GIVEN TEXT>
I'm a bit skeptic, because 10x improvement is pretty hard to get if the
benchmark is not flawed and the code doesn't use VM support.

I wonder what the #pPrimitive:plugin: pragmas stand for in PDictionary's
#at:ifAbsent: and #at:put:.

Where can I find the benchmark code?

>
> An important thing for our datastructures is that they don't degrade since we don't have colliding hashes; but we didn't really test that yet (although it becomes obvious in some of the benchmark results such as removing of elements and testing presence of elements).
>
>> Is there anything special that one would neet to consider when replacing the old implementation in Pharo with yours?
>
> What doesn't happen at the moment is shrinking dictionaries after they have grown significantly. I wouldn't know at what point to do so either; nor do I think Dictionary does that?

The current HashedCollections don't shrink. Remove is a rarely used
operation.

>
> There is a parameter indicating how many elements can be added before it switches from a SmallDictionary version to a dictionary with buckets. This is  set to 20 by default, and I have no idea if it makes sense to change it; I didn't really profile what the optimal number is. Maybe it makes sense to make that a constant in the code rather than an instance variable to save a bit of space and time ...
>
> We have our own PHashedCollection subclassing from Collection; so the biggest part of the hierarchy is compatible with what Pharo has. Mostly while porting Pinocchio-specific stuff will have to be removed; mostly annotations related to Pinocchio Primitives and exporting directives. This is all straightforward though.
>
> The current "ratio" of hashes to elements is set to 500%. So basically when you have 32 buckets it will only grow when it contains 160 elements (or key-value pairs), so 5 elements per bucket on average. This seems to not make it slower which is understandable since SmallDictionary is pretty fast for small amounts of elements; but this ratio might have to be tweaked depending on the kind of objects and is currently a parameter. The advantage of using 500% is that you have A LOT less garbage.

DATA LINES>
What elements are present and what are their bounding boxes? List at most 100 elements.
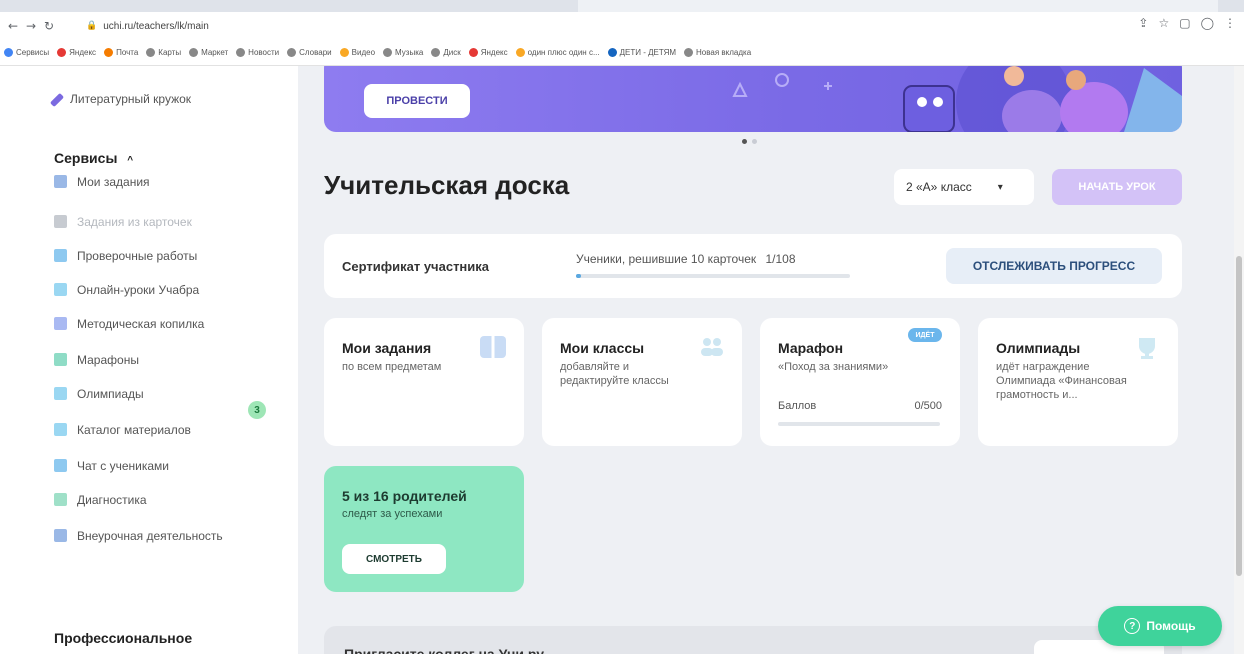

WORK TO DO>
1) Decide whether each statement agrees with the dictionary thread. Answer yes or no, and quote the words of the thread that settle it.
(a) The current HashedCollections shrink after elements are removed.
(b) The switch from a SmallDictionary version to a dictionary with buckets happens after 20 elements by default.
(c) The ratio of hashes to elements is currently 500%.
2) Answer these questions using the dictionary thread:
(a) Which pragmas does the writer wonder about in PDictionary's #at:ifAbsent: and #at:put:?
(b) What does PHashedCollection subclass from?
(c) At 32 buckets, how many elements must be present before the structure grows?
3) Resume the dictionary thread after its last sentence.

ANSWERS FOR THE EXERCISE>
1)
(a) No: "The current HashedCollections don't shrink."
(b) Yes: "set to 20 by default"
(c) Yes: "is set to 500%"

2)
(a) The #pPrimitive:plugin: pragmas.
(b) Collection.
(c) 160 elements (or key-value pairs).

3)
>
> Oh, and our dictionaries do use a lot less garbage, since Pharo's dictionaries use association objects for each key-value pair. We don't, so we never generate garbage when you remove an object.
> Our Sets on the other hand do use a bit more memory because of the bucket scheme. Sets don't use associations so we don't have an edge there :) Only performance-wise in that case.

One could implement the current dictionaries without associations, that's
just less object-oriented. That would generate even less "garbage".

>
> The hashes are masked with the amount of buckets - 1, since the buckets are always a power of 2.
> This implies that the lower bits of the hash are the most significant ones. This does not work together with the current identityHash / IdentityDictionary since the 12bit hash is shifted to the left by 18 (or so). This would make all the lower 18 bits 0 and all objects thus ending up in the first bucket.
>
> That is a very important thing to note enough. However, I also think it's a bit strange to just bitshift the identityHash by 18. You don't win any significant numbers with it ... you have 12bit hashes; no way to improve that (without changing the image format). Since we overfill our dictionaries however this works quite ok with those bad hashes; and we'll only start wasting a bit of space after you have added 20480 elements to the dictionary (you have 4096 different hashes with 12 bits, * 5).

Let's imagine that we want to put 10000 objects into a IdentitySet. Each
object has it's identityHash in the 0..4095 range. The hash function is
very simple: hash \\ capacity + 1. Therefore the values of the hash
function will all be in 1..4096, even if capacity is ~15000. This causes
a lot of collisions (the table will be consist of a few very long chains
degrading performance to unacceptable leves). These collisions are avoided
by the shift.


Levente

>
>
>
> _______________________________________________
> Pharo-project mailing list
> [hidden email]
> http://lists.gforge.inria.fr/cgi-bin/mailman/listinfo/pharo-project
>

_______________________________________________
Pharo-project mailing list
[hidden email]
http://lists.gforge.inria.fr/cgi-bin/mailman/listinfo/pharo-project
Reply | Threaded
Open this post in threaded view
|

Re: One order of magnitude faster sets/dicts?!

Stéphane Ducasse
In reply to this post by Adrian Lienhard
do you know if they compare with squeak because levent did a lot of work in that area.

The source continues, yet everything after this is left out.